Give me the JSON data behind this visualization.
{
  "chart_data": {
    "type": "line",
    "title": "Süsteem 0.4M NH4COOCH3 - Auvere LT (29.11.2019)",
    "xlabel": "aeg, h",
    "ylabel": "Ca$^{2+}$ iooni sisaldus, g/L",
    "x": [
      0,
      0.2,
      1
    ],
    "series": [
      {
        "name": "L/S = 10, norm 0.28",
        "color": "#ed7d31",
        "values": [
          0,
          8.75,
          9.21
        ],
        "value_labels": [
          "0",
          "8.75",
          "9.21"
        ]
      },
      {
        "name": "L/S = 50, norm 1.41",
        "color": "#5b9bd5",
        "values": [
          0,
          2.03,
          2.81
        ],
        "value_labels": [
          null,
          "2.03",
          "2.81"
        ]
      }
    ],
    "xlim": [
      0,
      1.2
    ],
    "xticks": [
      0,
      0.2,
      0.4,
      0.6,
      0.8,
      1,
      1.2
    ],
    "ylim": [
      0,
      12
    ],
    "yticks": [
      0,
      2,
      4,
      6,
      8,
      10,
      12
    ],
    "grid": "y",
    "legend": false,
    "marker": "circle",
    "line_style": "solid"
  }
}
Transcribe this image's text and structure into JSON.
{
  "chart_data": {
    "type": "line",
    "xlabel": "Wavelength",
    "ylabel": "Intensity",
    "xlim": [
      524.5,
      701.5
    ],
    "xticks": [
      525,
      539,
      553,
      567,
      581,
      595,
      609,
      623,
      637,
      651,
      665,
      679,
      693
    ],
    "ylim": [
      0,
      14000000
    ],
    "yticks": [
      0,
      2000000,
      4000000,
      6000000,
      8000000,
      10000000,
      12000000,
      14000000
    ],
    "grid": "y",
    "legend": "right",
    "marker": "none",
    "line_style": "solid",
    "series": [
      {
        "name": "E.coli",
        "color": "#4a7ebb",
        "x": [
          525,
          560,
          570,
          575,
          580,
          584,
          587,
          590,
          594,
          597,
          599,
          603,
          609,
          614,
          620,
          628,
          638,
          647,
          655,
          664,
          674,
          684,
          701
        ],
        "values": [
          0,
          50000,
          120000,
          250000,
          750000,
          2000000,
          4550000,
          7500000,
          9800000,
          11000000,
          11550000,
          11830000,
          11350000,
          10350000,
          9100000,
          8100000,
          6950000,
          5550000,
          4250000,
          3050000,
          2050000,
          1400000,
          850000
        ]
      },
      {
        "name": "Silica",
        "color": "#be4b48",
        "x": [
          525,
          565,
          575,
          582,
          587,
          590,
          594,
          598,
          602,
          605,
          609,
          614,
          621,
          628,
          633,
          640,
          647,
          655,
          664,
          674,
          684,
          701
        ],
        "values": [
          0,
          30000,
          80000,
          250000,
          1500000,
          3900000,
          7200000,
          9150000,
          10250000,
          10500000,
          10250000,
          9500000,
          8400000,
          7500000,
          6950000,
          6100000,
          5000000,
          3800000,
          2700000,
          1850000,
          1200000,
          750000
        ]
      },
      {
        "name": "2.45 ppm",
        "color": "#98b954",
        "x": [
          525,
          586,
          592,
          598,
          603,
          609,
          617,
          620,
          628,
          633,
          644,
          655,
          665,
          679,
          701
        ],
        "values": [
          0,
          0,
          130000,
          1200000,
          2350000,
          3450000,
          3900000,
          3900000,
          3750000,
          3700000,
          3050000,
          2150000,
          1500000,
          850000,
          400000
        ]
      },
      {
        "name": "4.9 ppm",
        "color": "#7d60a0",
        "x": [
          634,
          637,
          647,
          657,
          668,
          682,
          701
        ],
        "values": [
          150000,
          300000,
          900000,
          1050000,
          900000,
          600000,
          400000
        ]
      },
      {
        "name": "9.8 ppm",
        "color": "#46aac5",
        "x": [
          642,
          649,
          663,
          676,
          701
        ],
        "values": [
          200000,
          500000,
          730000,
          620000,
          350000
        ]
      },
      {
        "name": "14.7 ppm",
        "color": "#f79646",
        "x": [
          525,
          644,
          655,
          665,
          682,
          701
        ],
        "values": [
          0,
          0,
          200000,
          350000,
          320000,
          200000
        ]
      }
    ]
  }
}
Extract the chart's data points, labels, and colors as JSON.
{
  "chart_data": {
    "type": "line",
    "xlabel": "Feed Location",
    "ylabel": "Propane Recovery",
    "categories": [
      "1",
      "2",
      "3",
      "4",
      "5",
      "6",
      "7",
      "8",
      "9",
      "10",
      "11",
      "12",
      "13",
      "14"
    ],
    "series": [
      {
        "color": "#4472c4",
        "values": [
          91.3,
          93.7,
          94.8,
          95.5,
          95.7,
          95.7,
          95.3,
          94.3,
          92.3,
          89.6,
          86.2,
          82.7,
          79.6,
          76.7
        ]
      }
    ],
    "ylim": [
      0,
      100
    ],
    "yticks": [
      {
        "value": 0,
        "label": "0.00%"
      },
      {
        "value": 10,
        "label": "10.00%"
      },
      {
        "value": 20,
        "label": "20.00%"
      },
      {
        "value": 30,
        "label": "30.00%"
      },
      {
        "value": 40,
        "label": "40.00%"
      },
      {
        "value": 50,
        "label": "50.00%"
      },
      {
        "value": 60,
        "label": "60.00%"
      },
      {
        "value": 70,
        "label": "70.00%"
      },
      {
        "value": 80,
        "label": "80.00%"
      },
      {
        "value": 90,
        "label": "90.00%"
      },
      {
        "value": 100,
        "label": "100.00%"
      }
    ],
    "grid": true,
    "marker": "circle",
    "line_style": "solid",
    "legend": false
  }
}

--------------------------------

◆ **SHORT TASK**
Write out every line of the entries that holds the word "JSON".

◆ **TASK RESULT**
Give me the JSON data behind this visualization.
Transcribe this image's text and structure into JSON.
Extract the chart's data points, labels, and colors as JSON.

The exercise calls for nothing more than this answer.